DATA TO PROCESS:
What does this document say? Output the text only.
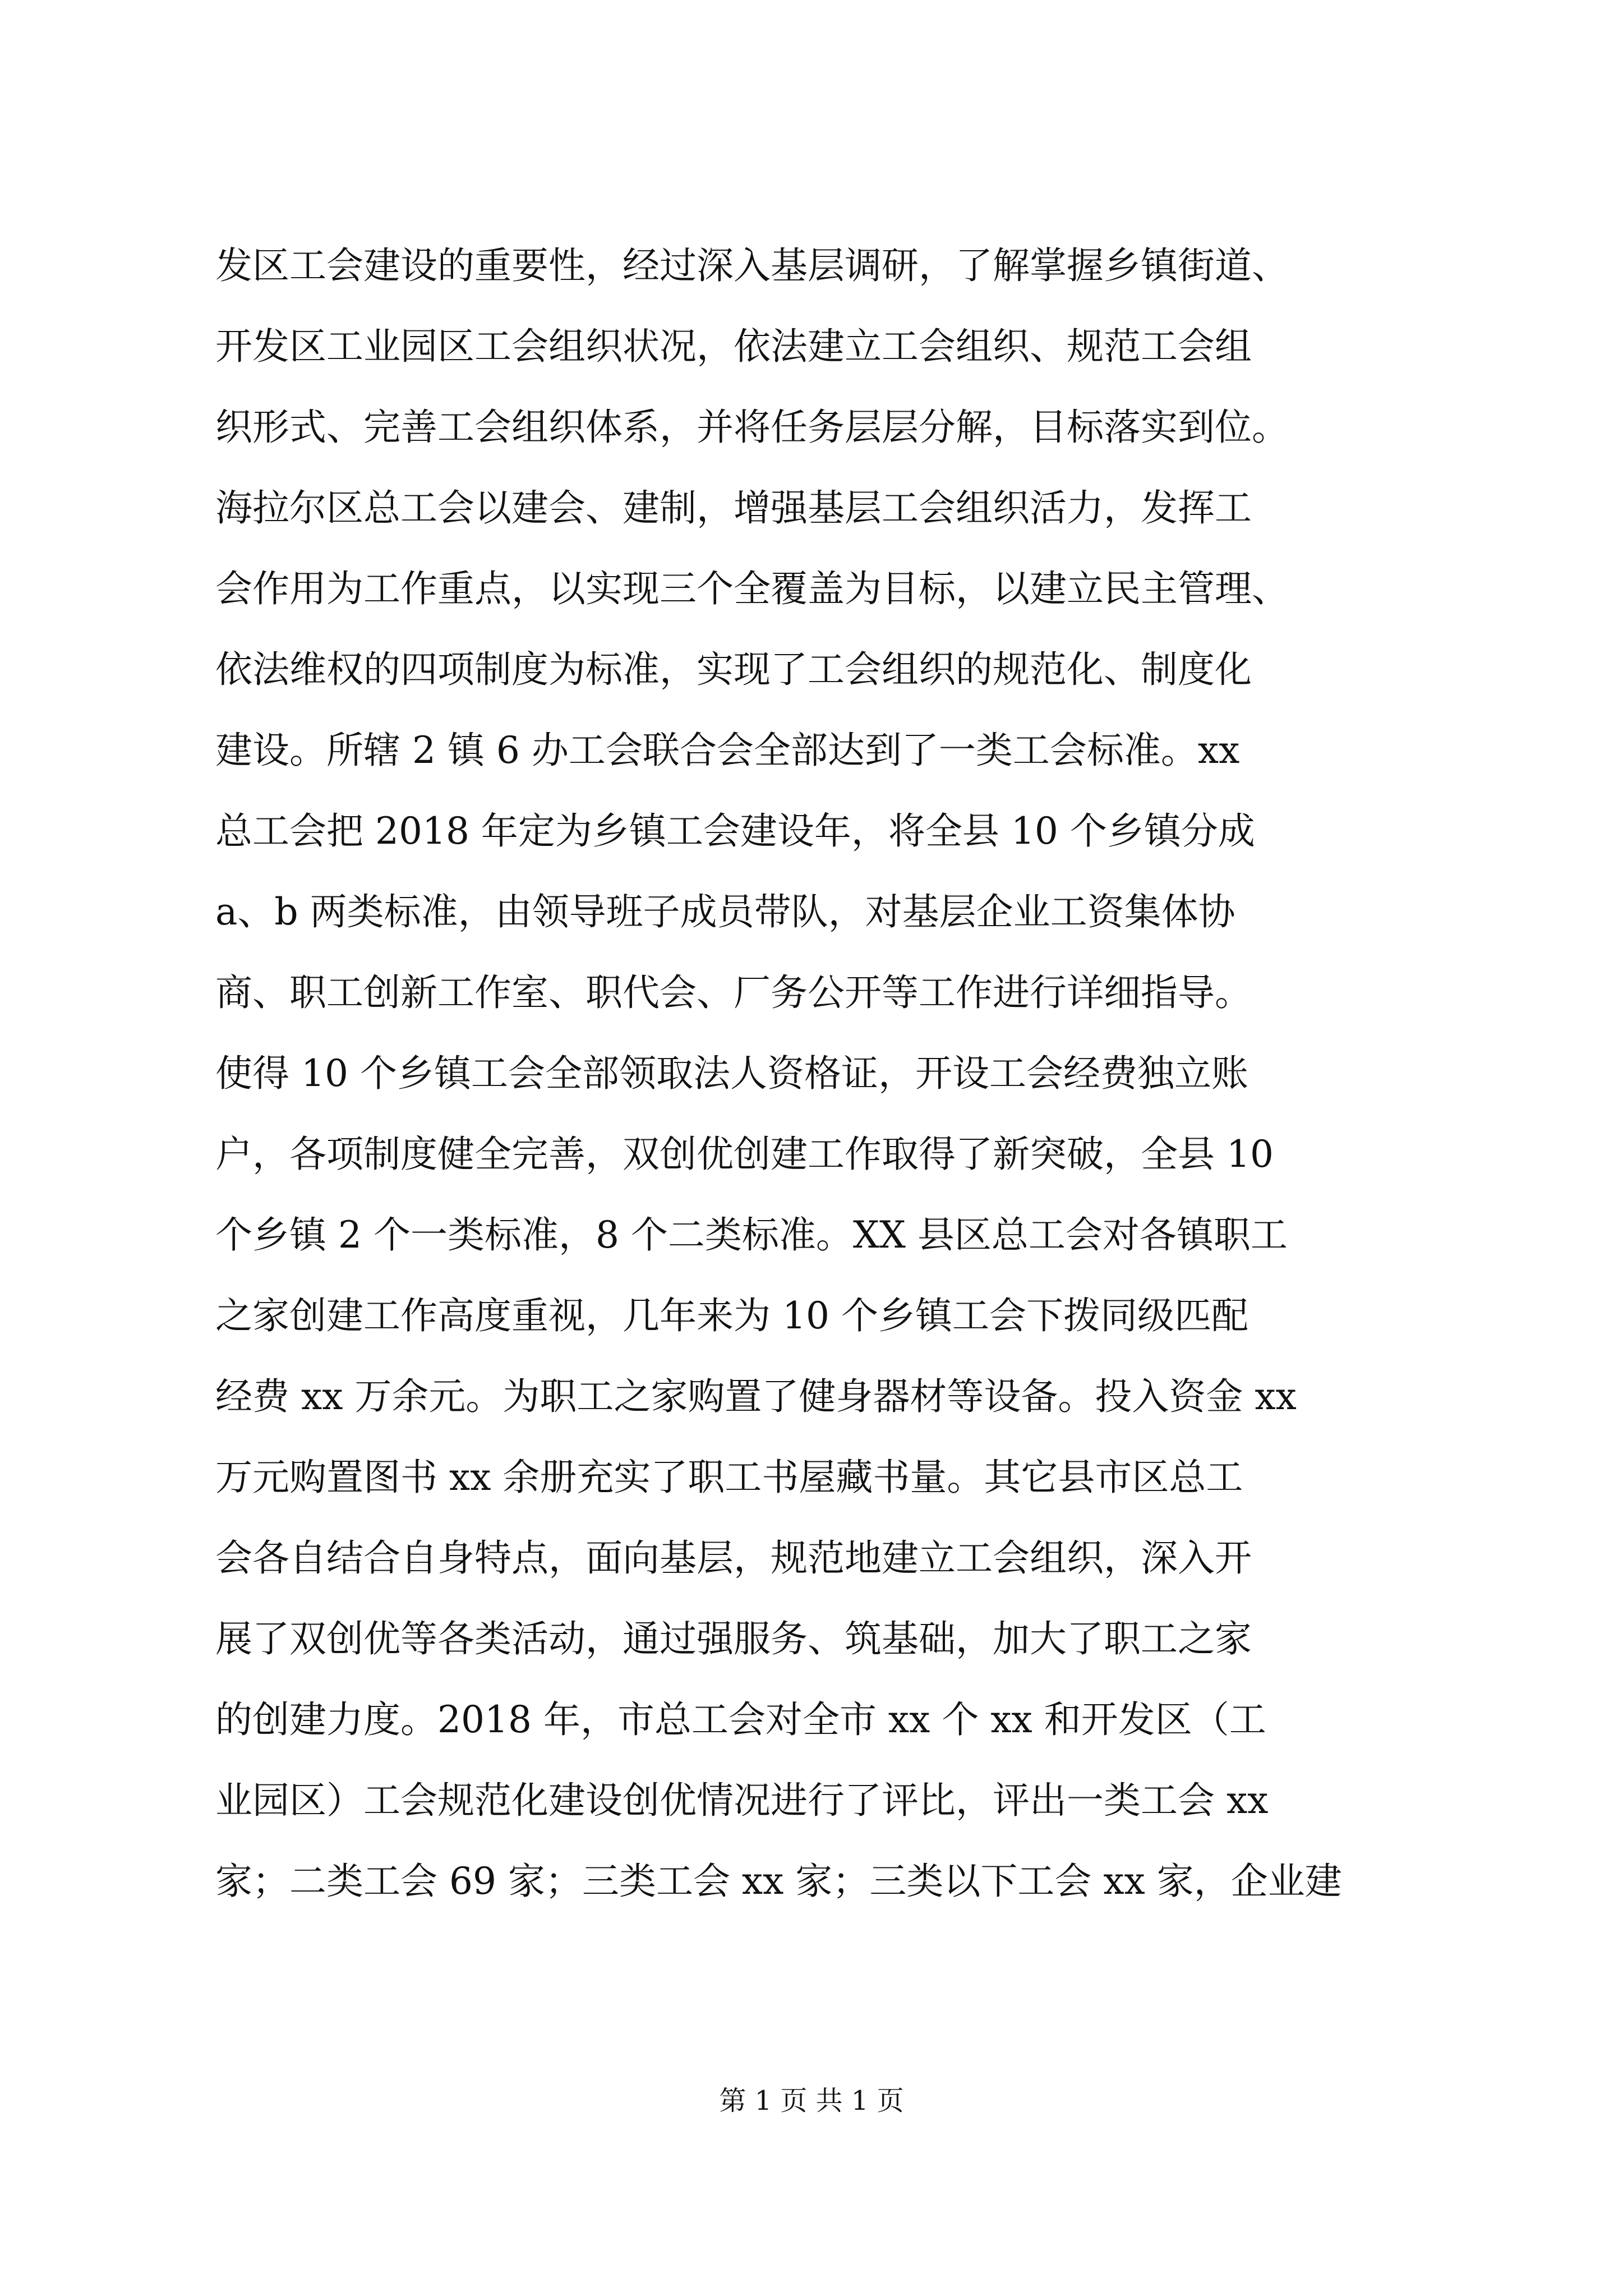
发区工会建设的重要性，经过深入基层调研，了解掌握乡镇街道、
开发区工业园区工会组织状况，依法建立工会组织、规范工会组
织形式、完善工会组织体系，并将任务层层分解，目标落实到位。
海拉尔区总工会以建会、建制，增强基层工会组织活力，发挥工
会作用为工作重点，以实现三个全覆盖为目标，以建立民主管理、
依法维权的四项制度为标准，实现了工会组织的规范化、制度化
建设。所辖 2 镇 6 办工会联合会全部达到了一类工会标准。xx
总工会把 2018 年定为乡镇工会建设年，将全县 10 个乡镇分成
a、b 两类标准，由领导班子成员带队，对基层企业工资集体协
商、职工创新工作室、职代会、厂务公开等工作进行详细指导。
使得 10 个乡镇工会全部领取法人资格证，开设工会经费独立账
户，各项制度健全完善，双创优创建工作取得了新突破，全县 10
个乡镇 2 个一类标准，8 个二类标准。XX 县区总工会对各镇职工
之家创建工作高度重视，几年来为 10 个乡镇工会下拨同级匹配
经费 xx 万余元。为职工之家购置了健身器材等设备。投入资金 xx
万元购置图书 xx 余册充实了职工书屋藏书量。其它县市区总工
会各自结合自身特点，面向基层，规范地建立工会组织，深入开
展了双创优等各类活动，通过强服务、筑基础，加大了职工之家
的创建力度。2018 年，市总工会对全市 xx 个 xx 和开发区（工
业园区）工会规范化建设创优情况进行了评比，评出一类工会 xx
家；二类工会 69 家；三类工会 xx 家；三类以下工会 xx 家，企业建
第 1 页 共 1 页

TASK DIRECTIONS: Transcribe the records above verbatim. Do not carry over any picture.

ANSWER TO THIS EXERCISE:
What does this document say? Output the text only.
发区工会建设的重要性，经过深入基层调研，了解掌握乡镇街道、
开发区工业园区工会组织状况，依法建立工会组织、规范工会组
织形式、完善工会组织体系，并将任务层层分解，目标落实到位。
海拉尔区总工会以建会、建制，增强基层工会组织活力，发挥工
会作用为工作重点，以实现三个全覆盖为目标，以建立民主管理、
依法维权的四项制度为标准，实现了工会组织的规范化、制度化
建设。所辖 2 镇 6 办工会联合会全部达到了一类工会标准。xx
总工会把 2018 年定为乡镇工会建设年，将全县 10 个乡镇分成
a、b 两类标准，由领导班子成员带队，对基层企业工资集体协
商、职工创新工作室、职代会、厂务公开等工作进行详细指导。
使得 10 个乡镇工会全部领取法人资格证，开设工会经费独立账
户，各项制度健全完善，双创优创建工作取得了新突破，全县 10
个乡镇 2 个一类标准，8 个二类标准。XX 县区总工会对各镇职工
之家创建工作高度重视，几年来为 10 个乡镇工会下拨同级匹配
经费 xx 万余元。为职工之家购置了健身器材等设备。投入资金 xx
万元购置图书 xx 余册充实了职工书屋藏书量。其它县市区总工
会各自结合自身特点，面向基层，规范地建立工会组织，深入开
展了双创优等各类活动，通过强服务、筑基础，加大了职工之家
的创建力度。2018 年，市总工会对全市 xx 个 xx 和开发区（工
业园区）工会规范化建设创优情况进行了评比，评出一类工会 xx
家；二类工会 69 家；三类工会 xx 家；三类以下工会 xx 家，企业建
第 1 页 共 1 页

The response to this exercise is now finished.